======== EXCERPTED DATA

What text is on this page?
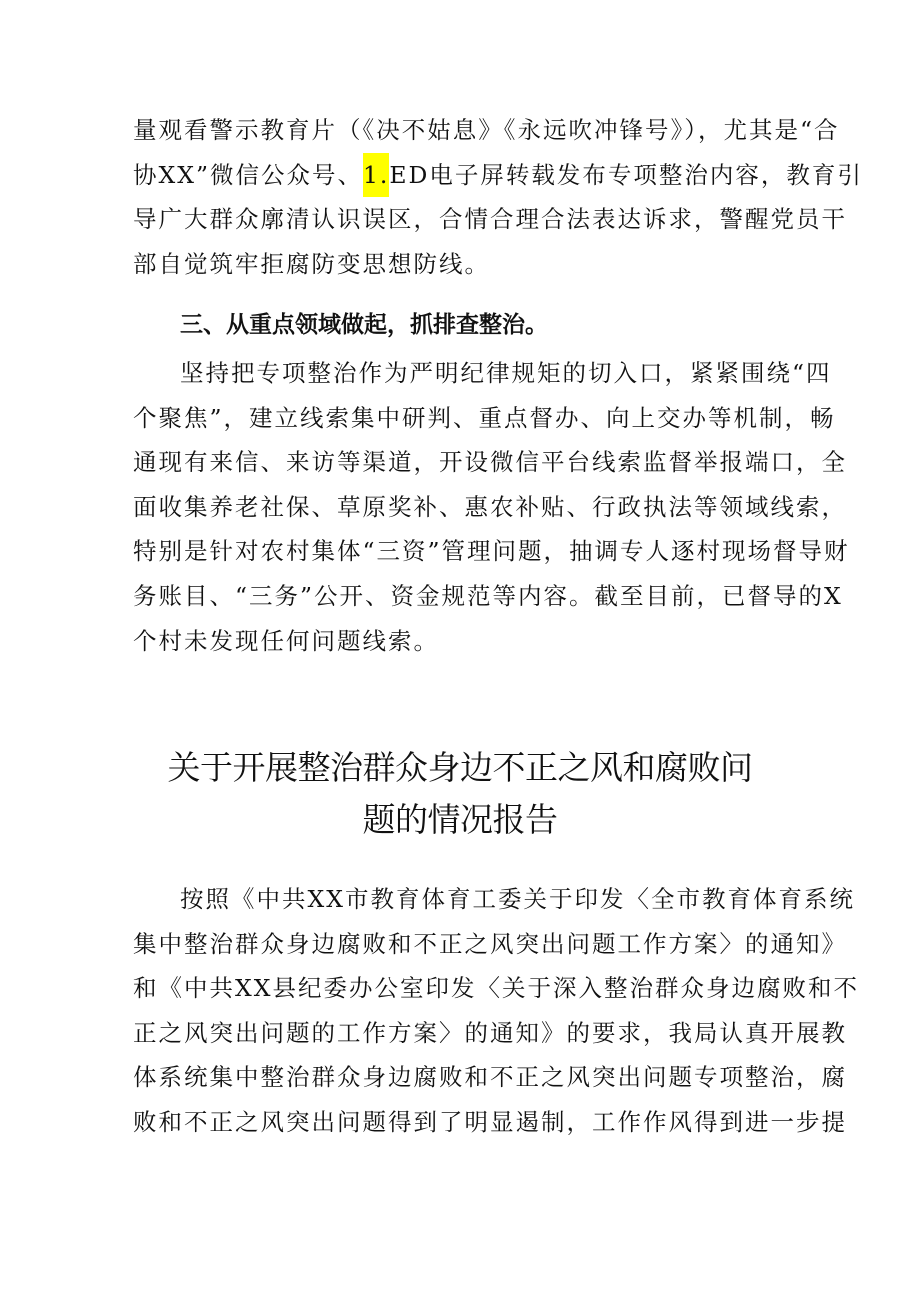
量观看警示教育片（《决不姑息》《永远吹冲锋号》），尤其是“合
协XX”微信公众号、1.ED电子屏转载发布专项整治内容，教育引
导广大群众廓清认识误区，合情合理合法表达诉求，警醒党员干
部自觉筑牢拒腐防变思想防线。

三、从重点领域做起，抓排查整治。

坚持把专项整治作为严明纪律规矩的切入口，紧紧围绕“四
个聚焦”，建立线索集中研判、重点督办、向上交办等机制，畅
通现有来信、来访等渠道，开设微信平台线索监督举报端口，全
面收集养老社保、草原奖补、惠农补贴、行政执法等领域线索，
特别是针对农村集体“三资”管理问题，抽调专人逐村现场督导财
务账目、“三务”公开、资金规范等内容。截至目前，已督导的X
个村未发现任何问题线索。

关于开展整治群众身边不正之风和腐败问
题的情况报告

按照《中共XX市教育体育工委关于印发〈全市教育体育系统
集中整治群众身边腐败和不正之风突出问题工作方案〉的通知》
和《中共XX县纪委办公室印发〈关于深入整治群众身边腐败和不
正之风突出问题的工作方案〉的通知》的要求，我局认真开展教
体系统集中整治群众身边腐败和不正之风突出问题专项整治，腐
败和不正之风突出问题得到了明显遏制，工作作风得到进一步提
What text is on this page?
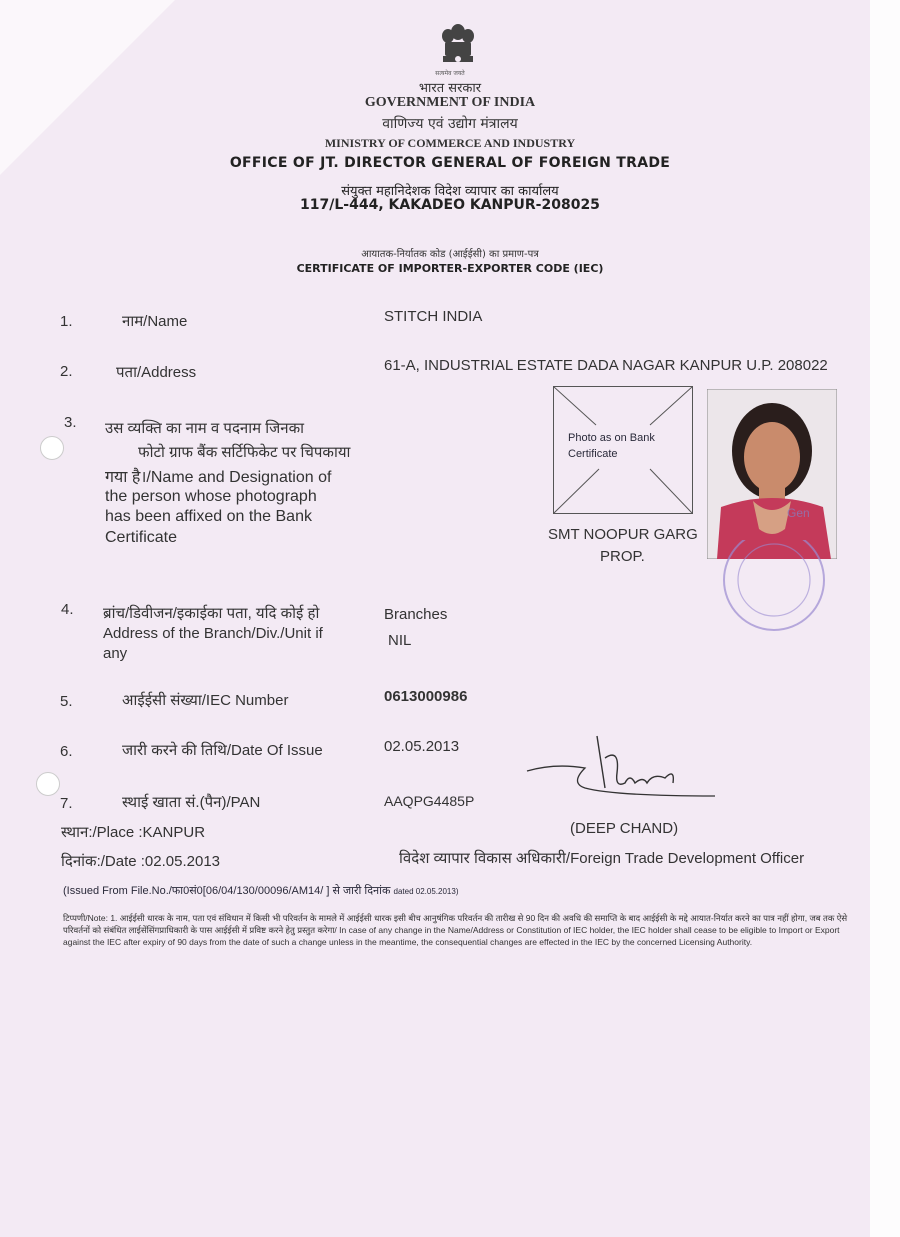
सत्यमेव जयते
भारत सरकार
GOVERNMENT OF INDIA
वाणिज्य एवं उद्योग मंत्रालय
MINISTRY OF COMMERCE AND INDUSTRY
OFFICE OF JT. DIRECTOR GENERAL OF FOREIGN TRADE
संयुक्त महानिदेशक विदेश व्यापार का कार्यालय
117/L-444, KAKADEO KANPUR-208025
आयातक-निर्यातक कोड (आईईसी) का प्रमाण-पत्र
CERTIFICATE OF IMPORTER-EXPORTER CODE (IEC)
1.	नाम/Name	STITCH INDIA
2.	पता/Address	61-A, INDUSTRIAL ESTATE DADA NAGAR KANPUR U.P. 208022
3. उस व्यक्ति का नाम व पदनाम जिनका
फोटो ग्राफ बैंक सर्टिफिकेट पर चिपकाया
गया है।/Name and Designation of
the person whose photograph
has been affixed on the Bank
Certificate
Photo as on Bank
Certificate
SMT NOOPUR GARG
PROP.
Gen
4. ब्रांच/डिवीजन/इकाईका पता, यदि कोई हो
Address of the Branch/Div./Unit if
any
Branches
NIL
5.	आईईसी संख्या/IEC Number	0613000986
6.	जारी करने की तिथि/Date Of Issue	02.05.2013
7.	स्थाई खाता सं.(पैन)/PAN	AAQPG4485P
(DEEP CHAND)
स्थान:/Place :KANPUR
दिनांक:/Date :02.05.2013	विदेश व्यापार विकास अधिकारी/Foreign Trade Development Officer
(Issued From File.No./फा0सं0[06/04/130/00096/AM14/ ] से जारी दिनांक dated 02.05.2013)
टिप्पणी/Note: 1. आईईसी धारक के नाम, पता एवं संविधान में किसी भी परिवर्तन के मामले में आईईसी धारक इसी बीच आनुषंगिक परिवर्तन की तारीख से 90 दिन की अवधि की समाप्ति के बाद आईईसी के मद्दे आयात-निर्यात करने का पात्र नहीं होगा, जब तक ऐसे परिवर्तनों को संबंधित लाईसेंसिंगप्राधिकारी के पास आईईसी में प्रविष्ट करने हेतु प्रस्तुत करेगा/ In case of any change in the Name/Address or Constitution of IEC holder, the IEC holder shall cease to be eligible to Import or Export against the IEC after expiry of 90 days from the date of such a change unless in the meantime, the consequential changes are effected in the IEC by the concerned Licensing Authority.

================

(TASK GOAL): A faithful copy of the records above is needed, with the pictures left out.

(RESULT OF THE EXERCISE):
What text is on this page?
量观看警示教育片（《决不姑息》《永远吹冲锋号》），尤其是“合
协XX”微信公众号、1.ED电子屏转载发布专项整治内容，教育引
导广大群众廓清认识误区，合情合理合法表达诉求，警醒党员干
部自觉筑牢拒腐防变思想防线。

三、从重点领域做起，抓排查整治。

坚持把专项整治作为严明纪律规矩的切入口，紧紧围绕“四
个聚焦”，建立线索集中研判、重点督办、向上交办等机制，畅
通现有来信、来访等渠道，开设微信平台线索监督举报端口，全
面收集养老社保、草原奖补、惠农补贴、行政执法等领域线索，
特别是针对农村集体“三资”管理问题，抽调专人逐村现场督导财
务账目、“三务”公开、资金规范等内容。截至目前，已督导的X
个村未发现任何问题线索。

关于开展整治群众身边不正之风和腐败问
题的情况报告

按照《中共XX市教育体育工委关于印发〈全市教育体育系统
集中整治群众身边腐败和不正之风突出问题工作方案〉的通知》
和《中共XX县纪委办公室印发〈关于深入整治群众身边腐败和不
正之风突出问题的工作方案〉的通知》的要求，我局认真开展教
体系统集中整治群众身边腐败和不正之风突出问题专项整治，腐
败和不正之风突出问题得到了明显遏制，工作作风得到进一步提
What text is on this page?
सत्यमेव जयते
भारत सरकार
GOVERNMENT OF INDIA
वाणिज्य एवं उद्योग मंत्रालय
MINISTRY OF COMMERCE AND INDUSTRY
OFFICE OF JT. DIRECTOR GENERAL OF FOREIGN TRADE
संयुक्त महानिदेशक विदेश व्यापार का कार्यालय
117/L-444, KAKADEO KANPUR-208025
आयातक-निर्यातक कोड (आईईसी) का प्रमाण-पत्र
CERTIFICATE OF IMPORTER-EXPORTER CODE (IEC)
1.	नाम/Name	STITCH INDIA
2.	पता/Address	61-A, INDUSTRIAL ESTATE DADA NAGAR KANPUR U.P. 208022
3. उस व्यक्ति का नाम व पदनाम जिनका
फोटो ग्राफ बैंक सर्टिफिकेट पर चिपकाया
गया है।/Name and Designation of
the person whose photograph
has been affixed on the Bank
Certificate
Photo as on Bank
Certificate
SMT NOOPUR GARG
PROP.
Gen
4. ब्रांच/डिवीजन/इकाईका पता, यदि कोई हो
Address of the Branch/Div./Unit if
any
Branches
NIL
5.	आईईसी संख्या/IEC Number	0613000986
6.	जारी करने की तिथि/Date Of Issue	02.05.2013
7.	स्थाई खाता सं.(पैन)/PAN	AAQPG4485P
(DEEP CHAND)
स्थान:/Place :KANPUR
दिनांक:/Date :02.05.2013	विदेश व्यापार विकास अधिकारी/Foreign Trade Development Officer
(Issued From File.No./फा0सं0[06/04/130/00096/AM14/ ] से जारी दिनांक dated 02.05.2013)
टिप्पणी/Note: 1. आईईसी धारक के नाम, पता एवं संविधान में किसी भी परिवर्तन के मामले में आईईसी धारक इसी बीच आनुषंगिक परिवर्तन की तारीख से 90 दिन की अवधि की समाप्ति के बाद आईईसी के मद्दे आयात-निर्यात करने का पात्र नहीं होगा, जब तक ऐसे परिवर्तनों को संबंधित लाईसेंसिंगप्राधिकारी के पास आईईसी में प्रविष्ट करने हेतु प्रस्तुत करेगा/ In case of any change in the Name/Address or Constitution of IEC holder, the IEC holder shall cease to be eligible to Import or Export against the IEC after expiry of 90 days from the date of such a change unless in the meantime, the consequential changes are effected in the IEC by the concerned Licensing Authority.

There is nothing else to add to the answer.